>> begin Document excerpt

Doctorate Housewife

What my degree in IPE didn't teach me about baking, DIY, fitness, and life…

Winter is coming…

And no, I’m not talking about Night Walkers, armies of the half dead, or dragons. Sadly I’m talking about the much more mundane change in seasons heading our way. The days are shorter, the mornings darker, and the temperatures dropping. Our roof was done just in time (and yes it is done, well mostly. We’re just waiting for the scaffolding to go away now. Before and after pictures coming soon – I promise.)

The big heat losses make a difference. Changing out old, drafty, single-paned windows, insulating a roof, plugging a major hole, all these will show up on your heating bill. In fact, changing our windows and doors last year resulted in a 20% drop in our bill -woot! But you expect those changes. What comes as a greater surprise is the effect of little holes and leaks. So, while the roofers did their thing, I got to work plugging some of the less obvious sources of heat loss.

>> end Document excerpt

Job 1 | Transcribe the passage of the blog post on winter heat loss starting at "Winter is coming…" and ending at "soon – I promise.)".
Job 2 | According to the blog post on winter heat loss, what drop in the heating bill followed last year's replacement of the windows and doors?
Job 3 | Resume the blog post on winter heat loss, writing on from its final sentence.

>> begin Items

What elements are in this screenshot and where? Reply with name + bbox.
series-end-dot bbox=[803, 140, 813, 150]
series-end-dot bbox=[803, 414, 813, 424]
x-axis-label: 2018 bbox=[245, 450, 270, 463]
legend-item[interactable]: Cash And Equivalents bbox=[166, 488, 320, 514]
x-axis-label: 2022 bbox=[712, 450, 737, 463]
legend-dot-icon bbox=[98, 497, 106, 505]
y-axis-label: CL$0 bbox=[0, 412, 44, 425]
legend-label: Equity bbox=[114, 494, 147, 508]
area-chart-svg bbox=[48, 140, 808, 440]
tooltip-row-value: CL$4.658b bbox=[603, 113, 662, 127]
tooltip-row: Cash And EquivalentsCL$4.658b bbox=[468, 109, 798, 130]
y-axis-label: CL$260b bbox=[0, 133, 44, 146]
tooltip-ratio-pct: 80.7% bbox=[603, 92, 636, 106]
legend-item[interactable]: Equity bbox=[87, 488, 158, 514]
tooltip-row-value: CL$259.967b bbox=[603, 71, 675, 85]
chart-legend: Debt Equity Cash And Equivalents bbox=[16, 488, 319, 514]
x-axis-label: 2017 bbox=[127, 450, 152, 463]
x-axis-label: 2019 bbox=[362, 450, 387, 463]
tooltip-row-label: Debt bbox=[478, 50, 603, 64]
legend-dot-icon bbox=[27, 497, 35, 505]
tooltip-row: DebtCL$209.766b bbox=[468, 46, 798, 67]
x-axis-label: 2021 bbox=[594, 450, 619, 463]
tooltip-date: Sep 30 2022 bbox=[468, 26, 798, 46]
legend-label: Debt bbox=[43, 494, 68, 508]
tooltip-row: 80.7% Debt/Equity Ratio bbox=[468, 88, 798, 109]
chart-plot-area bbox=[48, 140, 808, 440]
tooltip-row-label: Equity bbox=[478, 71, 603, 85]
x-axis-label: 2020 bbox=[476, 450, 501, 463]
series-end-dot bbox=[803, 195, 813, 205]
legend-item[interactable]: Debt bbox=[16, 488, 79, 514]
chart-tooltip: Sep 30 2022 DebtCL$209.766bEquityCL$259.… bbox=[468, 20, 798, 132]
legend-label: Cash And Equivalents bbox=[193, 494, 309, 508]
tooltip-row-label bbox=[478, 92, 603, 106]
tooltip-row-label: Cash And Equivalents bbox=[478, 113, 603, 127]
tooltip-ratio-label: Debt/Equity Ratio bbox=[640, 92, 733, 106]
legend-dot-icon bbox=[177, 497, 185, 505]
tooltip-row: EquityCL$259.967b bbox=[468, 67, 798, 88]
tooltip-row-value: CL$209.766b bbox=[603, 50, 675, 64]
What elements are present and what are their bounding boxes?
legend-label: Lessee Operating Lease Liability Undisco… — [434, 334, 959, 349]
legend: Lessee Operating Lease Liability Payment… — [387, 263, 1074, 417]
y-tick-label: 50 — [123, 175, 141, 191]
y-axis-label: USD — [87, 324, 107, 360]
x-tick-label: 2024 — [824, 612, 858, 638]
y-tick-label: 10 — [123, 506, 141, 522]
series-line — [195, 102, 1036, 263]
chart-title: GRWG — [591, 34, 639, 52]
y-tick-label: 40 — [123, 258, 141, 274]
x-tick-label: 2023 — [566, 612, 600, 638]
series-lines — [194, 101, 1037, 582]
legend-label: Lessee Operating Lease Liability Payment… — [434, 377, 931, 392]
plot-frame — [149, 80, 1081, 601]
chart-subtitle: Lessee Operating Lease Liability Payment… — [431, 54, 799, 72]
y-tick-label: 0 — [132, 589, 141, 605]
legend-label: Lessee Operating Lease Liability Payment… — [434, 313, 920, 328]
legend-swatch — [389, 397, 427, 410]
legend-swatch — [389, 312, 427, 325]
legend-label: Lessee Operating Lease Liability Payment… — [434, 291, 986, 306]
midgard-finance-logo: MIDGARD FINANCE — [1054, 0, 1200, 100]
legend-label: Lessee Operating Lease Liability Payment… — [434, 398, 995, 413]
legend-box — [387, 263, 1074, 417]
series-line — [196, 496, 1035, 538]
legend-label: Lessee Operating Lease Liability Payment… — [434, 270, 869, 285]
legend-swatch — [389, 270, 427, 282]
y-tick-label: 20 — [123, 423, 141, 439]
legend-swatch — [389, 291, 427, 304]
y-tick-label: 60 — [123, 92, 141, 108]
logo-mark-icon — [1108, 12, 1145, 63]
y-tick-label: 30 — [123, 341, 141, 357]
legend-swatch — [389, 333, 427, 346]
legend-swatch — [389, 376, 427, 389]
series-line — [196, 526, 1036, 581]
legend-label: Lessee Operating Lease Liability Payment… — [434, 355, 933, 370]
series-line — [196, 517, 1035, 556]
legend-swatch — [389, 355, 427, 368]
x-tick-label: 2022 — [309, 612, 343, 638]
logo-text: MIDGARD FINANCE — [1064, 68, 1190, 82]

>> end Items

Final result 1 |
Winter is coming…

And no, I’m not talking about Night Walkers, armies of the half dead, or dragons. Sadly I’m talking about the much more mundane change in seasons heading our way. The days are shorter, the mornings darker, and the temperatures dropping. Our roof was done just in time (and yes it is done, well mostly. We’re just waiting for the scaffolding to go away now. Before and after pictures coming soon – I promise.)

Final result 2 | A 20% drop.

Final result 3 |
As always, I went to Uncle Google for help and the guys at This Old House (does anyone else remember watching that on PBS as a kid?) had some great tips and advice on how to do a DIY energy audit to spot problem spots in your home. Two of their tips particularly struck my attention. The first was the problem of a leaky flue, but that was being solved by the roofers. The second was small holes left by utilities.

The problem: Holes for sewer and water lines, exhaust vents, and cable and phone lines are typically rough cut and uninsulated, so warmed or cooled air from inside your house escapes and outside air seeps in.

How to spot it: Use a handheld infrared thermal leak detector, such as Black & Decker’s TLD100 ($49.99;blackandecker.com). Pass the device over the solid wall near the hole, then the hole itself. If you see a significant difference in temperature, you’ve got an air leak.

How to stop it: Fill minor gaps of less than ¼ inch with silicone caulk. For larger voids up to 1 inch wide, use expanding polyurethane foam insulation. The long applicator straw on cans of spray-foam sealants, such as Great Stuff, are particularly handy for accessing hard-to-reach areas inside sink vanities and behind heavy washers and dryers. “If you’re dealing with a gap near a combustible device, like a fireplace, make sure you’re using products approved for high temperatures,” says Brown.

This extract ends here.